WHAT THE EXERCISE ASKS:
Retype every entry exactly, character for character.

RAW RECORDS:
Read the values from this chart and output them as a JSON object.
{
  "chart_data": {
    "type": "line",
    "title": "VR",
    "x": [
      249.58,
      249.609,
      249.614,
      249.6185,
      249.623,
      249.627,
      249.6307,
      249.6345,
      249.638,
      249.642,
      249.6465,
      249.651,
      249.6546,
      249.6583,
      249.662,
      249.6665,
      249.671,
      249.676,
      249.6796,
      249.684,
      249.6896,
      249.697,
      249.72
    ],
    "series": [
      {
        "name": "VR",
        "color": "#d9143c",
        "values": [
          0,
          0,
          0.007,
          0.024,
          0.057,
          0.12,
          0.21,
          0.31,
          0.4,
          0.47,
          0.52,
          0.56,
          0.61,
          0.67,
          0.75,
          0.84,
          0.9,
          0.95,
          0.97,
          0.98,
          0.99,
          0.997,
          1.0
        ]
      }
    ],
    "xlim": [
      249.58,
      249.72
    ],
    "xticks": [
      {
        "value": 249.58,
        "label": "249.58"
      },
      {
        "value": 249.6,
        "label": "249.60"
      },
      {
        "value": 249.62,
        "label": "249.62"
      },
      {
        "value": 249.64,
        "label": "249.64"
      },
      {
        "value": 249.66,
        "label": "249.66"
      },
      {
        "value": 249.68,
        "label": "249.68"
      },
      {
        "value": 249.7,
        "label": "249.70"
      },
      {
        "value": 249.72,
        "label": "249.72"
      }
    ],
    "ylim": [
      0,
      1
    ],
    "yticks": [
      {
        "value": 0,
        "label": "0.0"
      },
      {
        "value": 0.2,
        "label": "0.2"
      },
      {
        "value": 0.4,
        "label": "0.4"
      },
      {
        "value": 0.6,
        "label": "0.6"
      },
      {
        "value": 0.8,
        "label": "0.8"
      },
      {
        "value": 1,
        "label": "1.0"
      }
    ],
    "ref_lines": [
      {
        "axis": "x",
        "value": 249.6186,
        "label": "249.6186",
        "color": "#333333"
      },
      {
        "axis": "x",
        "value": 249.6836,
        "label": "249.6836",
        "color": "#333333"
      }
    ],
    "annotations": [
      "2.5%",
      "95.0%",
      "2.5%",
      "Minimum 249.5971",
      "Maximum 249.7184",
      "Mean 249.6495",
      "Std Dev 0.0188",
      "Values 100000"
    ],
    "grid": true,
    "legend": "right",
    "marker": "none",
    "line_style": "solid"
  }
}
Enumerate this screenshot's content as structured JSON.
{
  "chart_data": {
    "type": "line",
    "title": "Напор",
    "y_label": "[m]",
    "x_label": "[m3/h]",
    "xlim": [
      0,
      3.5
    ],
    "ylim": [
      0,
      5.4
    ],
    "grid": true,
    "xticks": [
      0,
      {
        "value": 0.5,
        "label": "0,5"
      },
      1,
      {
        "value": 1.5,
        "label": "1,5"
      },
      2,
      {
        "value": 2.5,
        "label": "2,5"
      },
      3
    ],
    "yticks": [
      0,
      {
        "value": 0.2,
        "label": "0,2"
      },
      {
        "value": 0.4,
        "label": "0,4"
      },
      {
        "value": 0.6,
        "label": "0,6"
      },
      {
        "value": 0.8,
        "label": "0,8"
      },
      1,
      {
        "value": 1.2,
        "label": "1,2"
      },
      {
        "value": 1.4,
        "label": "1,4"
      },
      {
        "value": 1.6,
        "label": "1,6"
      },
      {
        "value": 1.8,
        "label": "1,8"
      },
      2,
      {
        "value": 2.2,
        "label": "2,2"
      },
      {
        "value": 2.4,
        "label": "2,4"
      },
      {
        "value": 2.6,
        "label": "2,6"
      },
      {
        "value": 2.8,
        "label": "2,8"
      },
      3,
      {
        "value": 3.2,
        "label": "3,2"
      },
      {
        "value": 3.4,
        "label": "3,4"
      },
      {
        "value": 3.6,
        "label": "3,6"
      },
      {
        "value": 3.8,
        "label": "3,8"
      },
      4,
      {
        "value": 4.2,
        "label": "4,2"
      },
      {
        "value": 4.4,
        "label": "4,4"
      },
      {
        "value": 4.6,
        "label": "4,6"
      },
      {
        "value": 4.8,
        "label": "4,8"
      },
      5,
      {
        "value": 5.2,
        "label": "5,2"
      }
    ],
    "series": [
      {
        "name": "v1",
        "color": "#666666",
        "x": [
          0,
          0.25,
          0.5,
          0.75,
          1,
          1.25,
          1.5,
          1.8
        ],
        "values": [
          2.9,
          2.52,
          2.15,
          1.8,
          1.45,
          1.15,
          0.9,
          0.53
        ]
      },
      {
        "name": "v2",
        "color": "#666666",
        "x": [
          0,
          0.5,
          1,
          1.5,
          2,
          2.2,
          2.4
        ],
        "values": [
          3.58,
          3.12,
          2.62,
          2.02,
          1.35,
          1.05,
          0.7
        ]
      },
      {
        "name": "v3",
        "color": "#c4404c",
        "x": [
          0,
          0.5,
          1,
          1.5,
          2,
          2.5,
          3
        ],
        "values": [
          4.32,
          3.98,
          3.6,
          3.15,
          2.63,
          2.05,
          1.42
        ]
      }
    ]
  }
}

EXERCISE SOLUTION:
Read the values from this chart and output them as a JSON object.
{
  "chart_data": {
    "type": "line",
    "title": "VR",
    "x": [
      249.58,
      249.609,
      249.614,
      249.6185,
      249.623,
      249.627,
      249.6307,
      249.6345,
      249.638,
      249.642,
      249.6465,
      249.651,
      249.6546,
      249.6583,
      249.662,
      249.6665,
      249.671,
      249.676,
      249.6796,
      249.684,
      249.6896,
      249.697,
      249.72
    ],
    "series": [
      {
        "name": "VR",
        "color": "#d9143c",
        "values": [
          0,
          0,
          0.007,
          0.024,
          0.057,
          0.12,
          0.21,
          0.31,
          0.4,
          0.47,
          0.52,
          0.56,
          0.61,
          0.67,
          0.75,
          0.84,
          0.9,
          0.95,
          0.97,
          0.98,
          0.99,
          0.997,
          1.0
        ]
      }
    ],
    "xlim": [
      249.58,
      249.72
    ],
    "xticks": [
      {
        "value": 249.58,
        "label": "249.58"
      },
      {
        "value": 249.6,
        "label": "249.60"
      },
      {
        "value": 249.62,
        "label": "249.62"
      },
      {
        "value": 249.64,
        "label": "249.64"
      },
      {
        "value": 249.66,
        "label": "249.66"
      },
      {
        "value": 249.68,
        "label": "249.68"
      },
      {
        "value": 249.7,
        "label": "249.70"
      },
      {
        "value": 249.72,
        "label": "249.72"
      }
    ],
    "ylim": [
      0,
      1
    ],
    "yticks": [
      {
        "value": 0,
        "label": "0.0"
      },
      {
        "value": 0.2,
        "label": "0.2"
      },
      {
        "value": 0.4,
        "label": "0.4"
      },
      {
        "value": 0.6,
        "label": "0.6"
      },
      {
        "value": 0.8,
        "label": "0.8"
      },
      {
        "value": 1,
        "label": "1.0"
      }
    ],
    "ref_lines": [
      {
        "axis": "x",
        "value": 249.6186,
        "label": "249.6186",
        "color": "#333333"
      },
      {
        "axis": "x",
        "value": 249.6836,
        "label": "249.6836",
        "color": "#333333"
      }
    ],
    "annotations": [
      "2.5%",
      "95.0%",
      "2.5%",
      "Minimum 249.5971",
      "Maximum 249.7184",
      "Mean 249.6495",
      "Std Dev 0.0188",
      "Values 100000"
    ],
    "grid": true,
    "legend": "right",
    "marker": "none",
    "line_style": "solid"
  }
}
Enumerate this screenshot's content as structured JSON.
{
  "chart_data": {
    "type": "line",
    "title": "Напор",
    "y_label": "[m]",
    "x_label": "[m3/h]",
    "xlim": [
      0,
      3.5
    ],
    "ylim": [
      0,
      5.4
    ],
    "grid": true,
    "xticks": [
      0,
      {
        "value": 0.5,
        "label": "0,5"
      },
      1,
      {
        "value": 1.5,
        "label": "1,5"
      },
      2,
      {
        "value": 2.5,
        "label": "2,5"
      },
      3
    ],
    "yticks": [
      0,
      {
        "value": 0.2,
        "label": "0,2"
      },
      {
        "value": 0.4,
        "label": "0,4"
      },
      {
        "value": 0.6,
        "label": "0,6"
      },
      {
        "value": 0.8,
        "label": "0,8"
      },
      1,
      {
        "value": 1.2,
        "label": "1,2"
      },
      {
        "value": 1.4,
        "label": "1,4"
      },
      {
        "value": 1.6,
        "label": "1,6"
      },
      {
        "value": 1.8,
        "label": "1,8"
      },
      2,
      {
        "value": 2.2,
        "label": "2,2"
      },
      {
        "value": 2.4,
        "label": "2,4"
      },
      {
        "value": 2.6,
        "label": "2,6"
      },
      {
        "value": 2.8,
        "label": "2,8"
      },
      3,
      {
        "value": 3.2,
        "label": "3,2"
      },
      {
        "value": 3.4,
        "label": "3,4"
      },
      {
        "value": 3.6,
        "label": "3,6"
      },
      {
        "value": 3.8,
        "label": "3,8"
      },
      4,
      {
        "value": 4.2,
        "label": "4,2"
      },
      {
        "value": 4.4,
        "label": "4,4"
      },
      {
        "value": 4.6,
        "label": "4,6"
      },
      {
        "value": 4.8,
        "label": "4,8"
      },
      5,
      {
        "value": 5.2,
        "label": "5,2"
      }
    ],
    "series": [
      {
        "name": "v1",
        "color": "#666666",
        "x": [
          0,
          0.25,
          0.5,
          0.75,
          1,
          1.25,
          1.5,
          1.8
        ],
        "values": [
          2.9,
          2.52,
          2.15,
          1.8,
          1.45,
          1.15,
          0.9,
          0.53
        ]
      },
      {
        "name": "v2",
        "color": "#666666",
        "x": [
          0,
          0.5,
          1,
          1.5,
          2,
          2.2,
          2.4
        ],
        "values": [
          3.58,
          3.12,
          2.62,
          2.02,
          1.35,
          1.05,
          0.7
        ]
      },
      {
        "name": "v3",
        "color": "#c4404c",
        "x": [
          0,
          0.5,
          1,
          1.5,
          2,
          2.5,
          3
        ],
        "values": [
          4.32,
          3.98,
          3.6,
          3.15,
          2.63,
          2.05,
          1.42
        ]
      }
    ]
  }
}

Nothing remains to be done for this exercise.